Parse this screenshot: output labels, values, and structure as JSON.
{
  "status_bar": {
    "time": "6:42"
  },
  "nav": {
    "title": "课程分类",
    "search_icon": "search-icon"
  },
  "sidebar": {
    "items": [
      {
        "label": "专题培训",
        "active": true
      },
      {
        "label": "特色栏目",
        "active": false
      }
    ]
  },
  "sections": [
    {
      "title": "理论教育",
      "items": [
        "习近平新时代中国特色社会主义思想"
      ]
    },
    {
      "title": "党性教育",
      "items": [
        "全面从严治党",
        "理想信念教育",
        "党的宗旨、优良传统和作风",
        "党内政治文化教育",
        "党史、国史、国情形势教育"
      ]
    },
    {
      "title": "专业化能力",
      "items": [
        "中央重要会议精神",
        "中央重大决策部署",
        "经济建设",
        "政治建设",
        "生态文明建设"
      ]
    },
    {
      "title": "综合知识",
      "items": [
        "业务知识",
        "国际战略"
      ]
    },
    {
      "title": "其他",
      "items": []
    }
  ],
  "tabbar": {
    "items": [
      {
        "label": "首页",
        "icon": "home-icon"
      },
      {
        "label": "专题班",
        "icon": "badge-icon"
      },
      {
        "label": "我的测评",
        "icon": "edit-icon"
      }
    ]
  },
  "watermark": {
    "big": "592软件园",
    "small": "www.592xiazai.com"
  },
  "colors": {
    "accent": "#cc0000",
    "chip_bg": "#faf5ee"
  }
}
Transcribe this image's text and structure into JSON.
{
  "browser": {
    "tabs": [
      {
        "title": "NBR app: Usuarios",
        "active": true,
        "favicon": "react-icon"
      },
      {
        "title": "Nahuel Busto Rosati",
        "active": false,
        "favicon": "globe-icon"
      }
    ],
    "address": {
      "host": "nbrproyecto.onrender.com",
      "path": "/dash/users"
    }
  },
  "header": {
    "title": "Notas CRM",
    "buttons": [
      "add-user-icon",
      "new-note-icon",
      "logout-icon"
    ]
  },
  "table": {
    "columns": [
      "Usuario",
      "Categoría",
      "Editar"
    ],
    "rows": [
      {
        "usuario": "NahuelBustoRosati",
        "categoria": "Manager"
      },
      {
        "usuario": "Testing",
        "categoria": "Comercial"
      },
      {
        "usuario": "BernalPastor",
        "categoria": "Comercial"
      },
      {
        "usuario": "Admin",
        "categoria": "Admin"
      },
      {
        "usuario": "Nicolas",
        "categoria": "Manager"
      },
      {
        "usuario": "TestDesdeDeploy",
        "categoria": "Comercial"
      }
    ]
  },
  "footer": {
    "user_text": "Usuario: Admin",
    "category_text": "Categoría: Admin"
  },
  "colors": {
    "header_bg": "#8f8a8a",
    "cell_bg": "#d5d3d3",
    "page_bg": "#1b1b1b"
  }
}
++++++++++++++++++++
Go through the material above line by line and copy it exactly.

Parse this screenshot: output labels, values, and structure as JSON.
{
  "status_bar": {
    "time": "6:42"
  },
  "nav": {
    "title": "课程分类",
    "search_icon": "search-icon"
  },
  "sidebar": {
    "items": [
      {
        "label": "专题培训",
        "active": true
      },
      {
        "label": "特色栏目",
        "active": false
      }
    ]
  },
  "sections": [
    {
      "title": "理论教育",
      "items": [
        "习近平新时代中国特色社会主义思想"
      ]
    },
    {
      "title": "党性教育",
      "items": [
        "全面从严治党",
        "理想信念教育",
        "党的宗旨、优良传统和作风",
        "党内政治文化教育",
        "党史、国史、国情形势教育"
      ]
    },
    {
      "title": "专业化能力",
      "items": [
        "中央重要会议精神",
        "中央重大决策部署",
        "经济建设",
        "政治建设",
        "生态文明建设"
      ]
    },
    {
      "title": "综合知识",
      "items": [
        "业务知识",
        "国际战略"
      ]
    },
    {
      "title": "其他",
      "items": []
    }
  ],
  "tabbar": {
    "items": [
      {
        "label": "首页",
        "icon": "home-icon"
      },
      {
        "label": "专题班",
        "icon": "badge-icon"
      },
      {
        "label": "我的测评",
        "icon": "edit-icon"
      }
    ]
  },
  "watermark": {
    "big": "592软件园",
    "small": "www.592xiazai.com"
  },
  "colors": {
    "accent": "#cc0000",
    "chip_bg": "#faf5ee"
  }
}
Transcribe this image's text and structure into JSON.
{
  "browser": {
    "tabs": [
      {
        "title": "NBR app: Usuarios",
        "active": true,
        "favicon": "react-icon"
      },
      {
        "title": "Nahuel Busto Rosati",
        "active": false,
        "favicon": "globe-icon"
      }
    ],
    "address": {
      "host": "nbrproyecto.onrender.com",
      "path": "/dash/users"
    }
  },
  "header": {
    "title": "Notas CRM",
    "buttons": [
      "add-user-icon",
      "new-note-icon",
      "logout-icon"
    ]
  },
  "table": {
    "columns": [
      "Usuario",
      "Categoría",
      "Editar"
    ],
    "rows": [
      {
        "usuario": "NahuelBustoRosati",
        "categoria": "Manager"
      },
      {
        "usuario": "Testing",
        "categoria": "Comercial"
      },
      {
        "usuario": "BernalPastor",
        "categoria": "Comercial"
      },
      {
        "usuario": "Admin",
        "categoria": "Admin"
      },
      {
        "usuario": "Nicolas",
        "categoria": "Manager"
      },
      {
        "usuario": "TestDesdeDeploy",
        "categoria": "Comercial"
      }
    ]
  },
  "footer": {
    "user_text": "Usuario: Admin",
    "category_text": "Categoría: Admin"
  },
  "colors": {
    "header_bg": "#8f8a8a",
    "cell_bg": "#d5d3d3",
    "page_bg": "#1b1b1b"
  }
}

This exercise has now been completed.